--- Start of Data provided ---

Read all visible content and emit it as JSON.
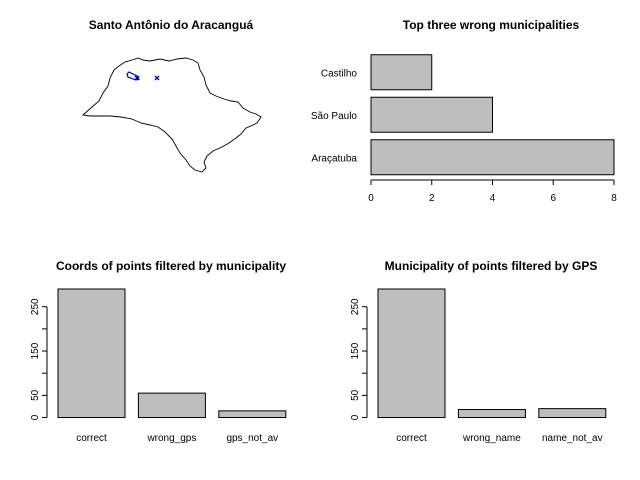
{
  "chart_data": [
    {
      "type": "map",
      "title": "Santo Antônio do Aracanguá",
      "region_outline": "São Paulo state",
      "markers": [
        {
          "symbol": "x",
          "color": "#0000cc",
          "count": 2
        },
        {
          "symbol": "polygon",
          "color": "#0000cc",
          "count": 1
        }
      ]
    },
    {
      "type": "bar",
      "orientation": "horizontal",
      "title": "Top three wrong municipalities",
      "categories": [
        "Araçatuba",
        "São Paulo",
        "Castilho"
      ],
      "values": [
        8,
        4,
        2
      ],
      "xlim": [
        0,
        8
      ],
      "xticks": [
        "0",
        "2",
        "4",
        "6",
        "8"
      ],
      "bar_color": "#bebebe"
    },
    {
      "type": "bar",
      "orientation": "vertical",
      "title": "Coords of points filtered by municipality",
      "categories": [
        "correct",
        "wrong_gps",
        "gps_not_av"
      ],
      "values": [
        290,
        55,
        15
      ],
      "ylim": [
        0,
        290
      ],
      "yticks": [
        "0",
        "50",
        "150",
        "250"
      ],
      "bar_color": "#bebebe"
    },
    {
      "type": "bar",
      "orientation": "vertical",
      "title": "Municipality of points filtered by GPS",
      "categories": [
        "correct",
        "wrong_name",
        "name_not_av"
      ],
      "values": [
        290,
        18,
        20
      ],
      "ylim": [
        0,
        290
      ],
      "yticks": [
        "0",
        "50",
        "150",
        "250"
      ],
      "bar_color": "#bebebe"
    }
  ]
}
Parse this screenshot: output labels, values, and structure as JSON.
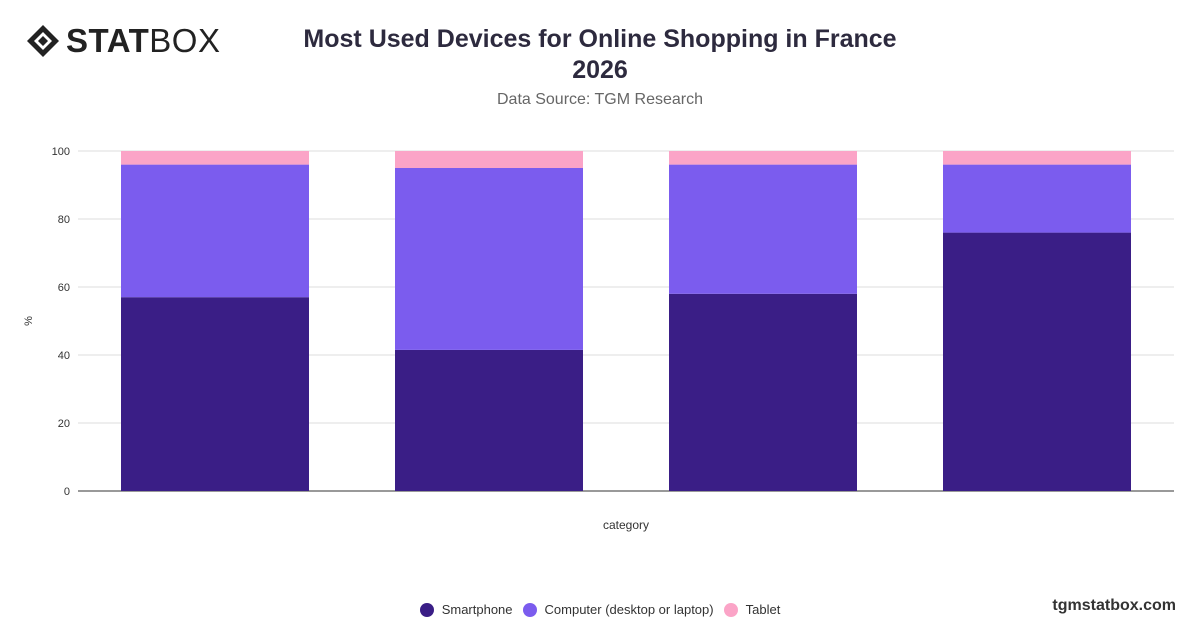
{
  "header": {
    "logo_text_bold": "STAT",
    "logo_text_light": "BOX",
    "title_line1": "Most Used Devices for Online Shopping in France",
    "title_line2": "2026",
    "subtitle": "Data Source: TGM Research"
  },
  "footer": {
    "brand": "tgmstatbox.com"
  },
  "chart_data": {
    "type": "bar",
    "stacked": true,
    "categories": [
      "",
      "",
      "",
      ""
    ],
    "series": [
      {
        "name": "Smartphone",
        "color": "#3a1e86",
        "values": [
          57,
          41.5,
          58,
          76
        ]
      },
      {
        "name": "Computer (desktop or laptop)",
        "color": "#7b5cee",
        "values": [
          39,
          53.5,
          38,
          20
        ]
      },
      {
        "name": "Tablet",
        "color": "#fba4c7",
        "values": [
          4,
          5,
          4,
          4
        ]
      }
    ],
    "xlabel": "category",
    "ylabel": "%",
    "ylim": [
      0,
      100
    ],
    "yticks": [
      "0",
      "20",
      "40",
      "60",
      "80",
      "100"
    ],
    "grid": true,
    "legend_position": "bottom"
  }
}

--- End of Data provided ---

== Aim ==
Print every entry above again without changing a word, and omit the pictures.

== Response to the exercise ==
Read all visible content and emit it as JSON.
{
  "chart_data": [
    {
      "type": "map",
      "title": "Santo Antônio do Aracanguá",
      "region_outline": "São Paulo state",
      "markers": [
        {
          "symbol": "x",
          "color": "#0000cc",
          "count": 2
        },
        {
          "symbol": "polygon",
          "color": "#0000cc",
          "count": 1
        }
      ]
    },
    {
      "type": "bar",
      "orientation": "horizontal",
      "title": "Top three wrong municipalities",
      "categories": [
        "Araçatuba",
        "São Paulo",
        "Castilho"
      ],
      "values": [
        8,
        4,
        2
      ],
      "xlim": [
        0,
        8
      ],
      "xticks": [
        "0",
        "2",
        "4",
        "6",
        "8"
      ],
      "bar_color": "#bebebe"
    },
    {
      "type": "bar",
      "orientation": "vertical",
      "title": "Coords of points filtered by municipality",
      "categories": [
        "correct",
        "wrong_gps",
        "gps_not_av"
      ],
      "values": [
        290,
        55,
        15
      ],
      "ylim": [
        0,
        290
      ],
      "yticks": [
        "0",
        "50",
        "150",
        "250"
      ],
      "bar_color": "#bebebe"
    },
    {
      "type": "bar",
      "orientation": "vertical",
      "title": "Municipality of points filtered by GPS",
      "categories": [
        "correct",
        "wrong_name",
        "name_not_av"
      ],
      "values": [
        290,
        18,
        20
      ],
      "ylim": [
        0,
        290
      ],
      "yticks": [
        "0",
        "50",
        "150",
        "250"
      ],
      "bar_color": "#bebebe"
    }
  ]
}
Parse this screenshot: output labels, values, and structure as JSON.
{
  "header": {
    "logo_text_bold": "STAT",
    "logo_text_light": "BOX",
    "title_line1": "Most Used Devices for Online Shopping in France",
    "title_line2": "2026",
    "subtitle": "Data Source: TGM Research"
  },
  "footer": {
    "brand": "tgmstatbox.com"
  },
  "chart_data": {
    "type": "bar",
    "stacked": true,
    "categories": [
      "",
      "",
      "",
      ""
    ],
    "series": [
      {
        "name": "Smartphone",
        "color": "#3a1e86",
        "values": [
          57,
          41.5,
          58,
          76
        ]
      },
      {
        "name": "Computer (desktop or laptop)",
        "color": "#7b5cee",
        "values": [
          39,
          53.5,
          38,
          20
        ]
      },
      {
        "name": "Tablet",
        "color": "#fba4c7",
        "values": [
          4,
          5,
          4,
          4
        ]
      }
    ],
    "xlabel": "category",
    "ylabel": "%",
    "ylim": [
      0,
      100
    ],
    "yticks": [
      "0",
      "20",
      "40",
      "60",
      "80",
      "100"
    ],
    "grid": true,
    "legend_position": "bottom"
  }
}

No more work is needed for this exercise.